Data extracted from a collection
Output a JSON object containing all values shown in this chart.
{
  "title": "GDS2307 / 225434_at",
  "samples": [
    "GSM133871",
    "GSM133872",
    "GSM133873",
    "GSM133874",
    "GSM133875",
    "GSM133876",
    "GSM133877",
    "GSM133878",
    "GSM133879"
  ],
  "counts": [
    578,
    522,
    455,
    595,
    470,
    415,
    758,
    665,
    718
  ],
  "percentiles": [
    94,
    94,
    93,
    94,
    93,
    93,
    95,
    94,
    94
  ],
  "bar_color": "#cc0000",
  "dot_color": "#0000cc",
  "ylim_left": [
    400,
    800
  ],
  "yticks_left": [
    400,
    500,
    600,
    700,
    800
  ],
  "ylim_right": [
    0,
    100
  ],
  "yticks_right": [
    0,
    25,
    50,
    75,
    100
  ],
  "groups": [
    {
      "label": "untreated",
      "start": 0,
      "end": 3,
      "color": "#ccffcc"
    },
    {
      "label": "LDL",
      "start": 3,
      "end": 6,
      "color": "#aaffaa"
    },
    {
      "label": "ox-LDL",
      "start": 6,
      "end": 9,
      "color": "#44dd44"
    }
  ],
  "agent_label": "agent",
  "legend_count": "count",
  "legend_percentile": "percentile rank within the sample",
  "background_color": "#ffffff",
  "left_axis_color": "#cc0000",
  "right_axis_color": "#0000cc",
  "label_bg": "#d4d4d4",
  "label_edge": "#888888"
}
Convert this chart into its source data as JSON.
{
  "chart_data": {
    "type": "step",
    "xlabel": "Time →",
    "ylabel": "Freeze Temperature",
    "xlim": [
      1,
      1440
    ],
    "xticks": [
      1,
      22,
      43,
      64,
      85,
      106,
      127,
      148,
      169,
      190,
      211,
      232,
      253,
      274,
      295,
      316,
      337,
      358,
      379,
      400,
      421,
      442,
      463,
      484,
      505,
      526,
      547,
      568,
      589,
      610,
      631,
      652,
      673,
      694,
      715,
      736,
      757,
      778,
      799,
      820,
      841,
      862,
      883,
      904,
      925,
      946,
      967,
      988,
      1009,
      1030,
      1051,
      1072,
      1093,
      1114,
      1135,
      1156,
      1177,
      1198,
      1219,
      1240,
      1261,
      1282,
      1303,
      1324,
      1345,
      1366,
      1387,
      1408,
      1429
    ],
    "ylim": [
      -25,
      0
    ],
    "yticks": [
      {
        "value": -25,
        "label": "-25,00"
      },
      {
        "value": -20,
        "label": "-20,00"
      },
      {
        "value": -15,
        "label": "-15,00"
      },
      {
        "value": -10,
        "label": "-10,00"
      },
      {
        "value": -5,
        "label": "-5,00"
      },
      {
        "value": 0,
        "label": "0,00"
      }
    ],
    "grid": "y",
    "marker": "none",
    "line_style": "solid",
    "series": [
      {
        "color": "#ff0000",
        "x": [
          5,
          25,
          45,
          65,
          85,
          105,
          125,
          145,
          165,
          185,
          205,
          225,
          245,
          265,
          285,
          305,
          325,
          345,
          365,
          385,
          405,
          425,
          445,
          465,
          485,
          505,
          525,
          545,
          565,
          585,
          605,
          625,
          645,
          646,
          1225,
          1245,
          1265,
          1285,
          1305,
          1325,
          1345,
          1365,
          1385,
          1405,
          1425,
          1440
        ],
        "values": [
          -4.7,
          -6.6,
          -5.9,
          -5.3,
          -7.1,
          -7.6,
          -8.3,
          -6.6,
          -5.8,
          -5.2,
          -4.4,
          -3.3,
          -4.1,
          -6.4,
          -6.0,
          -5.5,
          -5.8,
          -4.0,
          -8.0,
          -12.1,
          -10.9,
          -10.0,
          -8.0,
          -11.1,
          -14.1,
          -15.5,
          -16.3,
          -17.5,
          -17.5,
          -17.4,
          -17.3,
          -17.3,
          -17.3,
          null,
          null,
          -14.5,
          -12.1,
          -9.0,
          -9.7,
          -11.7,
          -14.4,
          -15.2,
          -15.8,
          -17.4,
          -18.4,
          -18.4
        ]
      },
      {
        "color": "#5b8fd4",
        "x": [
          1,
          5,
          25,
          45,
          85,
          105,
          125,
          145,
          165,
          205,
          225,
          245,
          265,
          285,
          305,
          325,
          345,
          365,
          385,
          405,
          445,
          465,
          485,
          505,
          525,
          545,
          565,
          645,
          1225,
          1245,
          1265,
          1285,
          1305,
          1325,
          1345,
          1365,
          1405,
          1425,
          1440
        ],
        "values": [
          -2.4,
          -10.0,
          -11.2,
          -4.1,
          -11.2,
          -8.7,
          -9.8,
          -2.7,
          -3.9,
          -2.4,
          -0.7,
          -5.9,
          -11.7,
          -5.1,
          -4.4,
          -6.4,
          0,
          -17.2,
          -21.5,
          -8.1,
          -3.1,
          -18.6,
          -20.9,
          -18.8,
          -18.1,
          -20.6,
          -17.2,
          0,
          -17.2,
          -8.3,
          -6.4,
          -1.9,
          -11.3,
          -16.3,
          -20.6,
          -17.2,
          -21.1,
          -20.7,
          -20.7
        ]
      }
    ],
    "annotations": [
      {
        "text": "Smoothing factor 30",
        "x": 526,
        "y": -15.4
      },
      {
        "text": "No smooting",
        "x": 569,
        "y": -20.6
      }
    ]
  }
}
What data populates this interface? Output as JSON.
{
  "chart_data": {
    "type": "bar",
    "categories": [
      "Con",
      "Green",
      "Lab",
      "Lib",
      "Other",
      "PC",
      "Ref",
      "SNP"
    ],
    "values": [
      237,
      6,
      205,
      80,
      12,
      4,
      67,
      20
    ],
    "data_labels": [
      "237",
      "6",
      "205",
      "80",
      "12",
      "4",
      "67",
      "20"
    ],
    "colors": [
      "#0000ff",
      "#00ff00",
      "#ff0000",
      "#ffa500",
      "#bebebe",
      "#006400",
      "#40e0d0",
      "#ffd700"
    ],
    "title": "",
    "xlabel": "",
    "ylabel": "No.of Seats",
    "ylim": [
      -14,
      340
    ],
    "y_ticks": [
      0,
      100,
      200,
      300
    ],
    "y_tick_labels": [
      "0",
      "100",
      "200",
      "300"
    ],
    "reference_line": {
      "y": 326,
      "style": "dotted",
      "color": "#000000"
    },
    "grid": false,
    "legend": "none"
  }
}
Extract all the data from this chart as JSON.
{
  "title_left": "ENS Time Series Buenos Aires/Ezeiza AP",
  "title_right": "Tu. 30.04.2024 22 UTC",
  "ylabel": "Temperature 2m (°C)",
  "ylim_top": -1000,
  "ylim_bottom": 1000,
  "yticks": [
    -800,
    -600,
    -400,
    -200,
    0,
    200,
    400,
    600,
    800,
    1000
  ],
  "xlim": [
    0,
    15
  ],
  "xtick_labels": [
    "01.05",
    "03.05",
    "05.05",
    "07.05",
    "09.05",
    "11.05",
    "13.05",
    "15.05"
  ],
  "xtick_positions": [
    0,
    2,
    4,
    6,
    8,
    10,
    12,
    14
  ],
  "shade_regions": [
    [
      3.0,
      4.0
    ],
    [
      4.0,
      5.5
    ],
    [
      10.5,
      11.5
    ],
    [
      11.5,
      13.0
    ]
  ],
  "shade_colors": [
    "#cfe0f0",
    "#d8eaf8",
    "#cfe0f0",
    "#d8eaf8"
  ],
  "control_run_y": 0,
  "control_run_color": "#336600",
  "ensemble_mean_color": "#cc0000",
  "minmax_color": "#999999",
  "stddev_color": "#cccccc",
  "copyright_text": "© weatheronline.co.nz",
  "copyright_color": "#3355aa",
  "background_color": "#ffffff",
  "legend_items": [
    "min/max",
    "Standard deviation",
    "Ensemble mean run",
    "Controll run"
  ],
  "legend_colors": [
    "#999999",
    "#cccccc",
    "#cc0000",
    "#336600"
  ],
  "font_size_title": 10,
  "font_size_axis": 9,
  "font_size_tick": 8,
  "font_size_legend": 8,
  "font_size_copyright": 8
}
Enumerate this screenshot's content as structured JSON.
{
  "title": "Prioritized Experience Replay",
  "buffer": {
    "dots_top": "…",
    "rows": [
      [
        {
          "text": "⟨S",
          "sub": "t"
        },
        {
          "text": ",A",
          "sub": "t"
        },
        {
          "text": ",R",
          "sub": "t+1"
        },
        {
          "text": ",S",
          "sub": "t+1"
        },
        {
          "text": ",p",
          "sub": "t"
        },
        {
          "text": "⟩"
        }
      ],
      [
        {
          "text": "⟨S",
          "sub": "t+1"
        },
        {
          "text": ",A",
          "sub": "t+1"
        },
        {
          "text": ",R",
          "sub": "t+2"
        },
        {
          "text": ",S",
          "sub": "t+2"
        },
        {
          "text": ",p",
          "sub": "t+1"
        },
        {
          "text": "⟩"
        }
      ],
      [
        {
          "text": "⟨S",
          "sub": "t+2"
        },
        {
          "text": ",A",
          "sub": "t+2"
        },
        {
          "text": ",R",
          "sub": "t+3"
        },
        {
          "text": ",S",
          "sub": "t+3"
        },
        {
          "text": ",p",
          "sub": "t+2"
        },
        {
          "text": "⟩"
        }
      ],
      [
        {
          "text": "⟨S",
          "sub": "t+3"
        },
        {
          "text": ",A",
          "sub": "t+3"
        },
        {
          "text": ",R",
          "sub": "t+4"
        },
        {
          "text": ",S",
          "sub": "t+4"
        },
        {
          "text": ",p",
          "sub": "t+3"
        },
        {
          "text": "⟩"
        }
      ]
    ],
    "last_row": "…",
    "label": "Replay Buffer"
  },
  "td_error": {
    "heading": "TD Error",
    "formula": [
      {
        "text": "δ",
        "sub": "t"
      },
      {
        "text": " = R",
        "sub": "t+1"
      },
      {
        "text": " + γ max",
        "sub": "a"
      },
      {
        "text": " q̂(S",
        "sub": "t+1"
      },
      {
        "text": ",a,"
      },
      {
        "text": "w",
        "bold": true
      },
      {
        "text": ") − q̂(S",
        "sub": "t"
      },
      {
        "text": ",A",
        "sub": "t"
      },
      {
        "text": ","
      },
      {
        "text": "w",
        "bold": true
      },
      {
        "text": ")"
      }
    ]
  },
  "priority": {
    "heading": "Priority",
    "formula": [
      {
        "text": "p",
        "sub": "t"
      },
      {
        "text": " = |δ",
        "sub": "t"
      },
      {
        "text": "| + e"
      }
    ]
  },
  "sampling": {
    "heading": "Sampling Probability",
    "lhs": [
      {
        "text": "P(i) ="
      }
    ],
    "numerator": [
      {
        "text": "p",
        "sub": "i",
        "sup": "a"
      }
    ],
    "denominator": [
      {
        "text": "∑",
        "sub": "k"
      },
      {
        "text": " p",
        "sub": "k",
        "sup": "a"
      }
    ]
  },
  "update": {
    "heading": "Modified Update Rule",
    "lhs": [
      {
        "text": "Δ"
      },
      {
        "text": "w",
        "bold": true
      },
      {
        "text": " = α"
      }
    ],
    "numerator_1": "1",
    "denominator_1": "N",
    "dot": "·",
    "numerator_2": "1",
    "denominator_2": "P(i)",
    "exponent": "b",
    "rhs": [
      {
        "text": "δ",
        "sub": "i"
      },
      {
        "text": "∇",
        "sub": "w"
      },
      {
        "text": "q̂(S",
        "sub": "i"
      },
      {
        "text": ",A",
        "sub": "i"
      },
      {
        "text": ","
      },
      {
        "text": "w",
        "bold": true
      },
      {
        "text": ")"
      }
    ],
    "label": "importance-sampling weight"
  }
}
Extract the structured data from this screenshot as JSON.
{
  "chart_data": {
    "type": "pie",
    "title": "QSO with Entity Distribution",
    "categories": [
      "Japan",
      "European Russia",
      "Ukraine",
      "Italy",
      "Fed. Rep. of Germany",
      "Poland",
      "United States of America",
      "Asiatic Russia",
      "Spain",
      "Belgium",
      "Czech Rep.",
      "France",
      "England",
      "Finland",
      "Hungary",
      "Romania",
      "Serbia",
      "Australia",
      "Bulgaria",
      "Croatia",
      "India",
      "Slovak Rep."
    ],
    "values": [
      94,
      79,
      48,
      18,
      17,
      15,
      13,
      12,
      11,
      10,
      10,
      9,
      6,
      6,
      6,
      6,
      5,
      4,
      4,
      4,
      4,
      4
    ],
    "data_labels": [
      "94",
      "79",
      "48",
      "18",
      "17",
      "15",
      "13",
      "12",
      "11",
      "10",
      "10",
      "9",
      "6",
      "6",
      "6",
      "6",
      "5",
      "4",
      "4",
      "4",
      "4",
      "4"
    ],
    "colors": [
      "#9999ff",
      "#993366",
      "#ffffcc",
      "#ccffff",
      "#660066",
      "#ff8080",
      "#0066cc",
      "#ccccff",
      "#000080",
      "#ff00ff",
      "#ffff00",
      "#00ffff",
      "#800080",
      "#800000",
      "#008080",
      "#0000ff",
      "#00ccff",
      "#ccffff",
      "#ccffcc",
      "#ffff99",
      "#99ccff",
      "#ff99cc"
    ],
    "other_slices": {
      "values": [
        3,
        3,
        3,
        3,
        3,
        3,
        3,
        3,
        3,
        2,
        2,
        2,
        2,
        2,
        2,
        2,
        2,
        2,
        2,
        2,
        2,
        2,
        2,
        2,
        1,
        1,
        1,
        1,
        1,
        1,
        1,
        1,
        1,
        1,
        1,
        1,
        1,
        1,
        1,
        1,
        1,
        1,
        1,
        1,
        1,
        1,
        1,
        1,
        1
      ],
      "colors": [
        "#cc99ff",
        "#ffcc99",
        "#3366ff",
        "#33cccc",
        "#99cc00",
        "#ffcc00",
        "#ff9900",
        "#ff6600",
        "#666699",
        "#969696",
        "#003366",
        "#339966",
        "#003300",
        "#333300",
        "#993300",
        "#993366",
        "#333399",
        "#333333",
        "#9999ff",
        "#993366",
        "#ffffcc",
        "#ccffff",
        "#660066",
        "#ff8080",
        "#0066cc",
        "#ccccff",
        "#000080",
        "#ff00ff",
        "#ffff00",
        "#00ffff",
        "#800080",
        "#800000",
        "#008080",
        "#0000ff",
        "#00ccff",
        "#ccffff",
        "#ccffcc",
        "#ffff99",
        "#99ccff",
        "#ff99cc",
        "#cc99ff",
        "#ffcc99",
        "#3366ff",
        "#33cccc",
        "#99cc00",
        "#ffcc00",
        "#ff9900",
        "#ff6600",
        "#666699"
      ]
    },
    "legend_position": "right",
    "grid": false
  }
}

* **Short exercise**
Extract lines where the string "screenshot" occurs.

* **Reply**
Enumerate this screenshot's content as structured JSON.
Extract the structured data from this screenshot as JSON.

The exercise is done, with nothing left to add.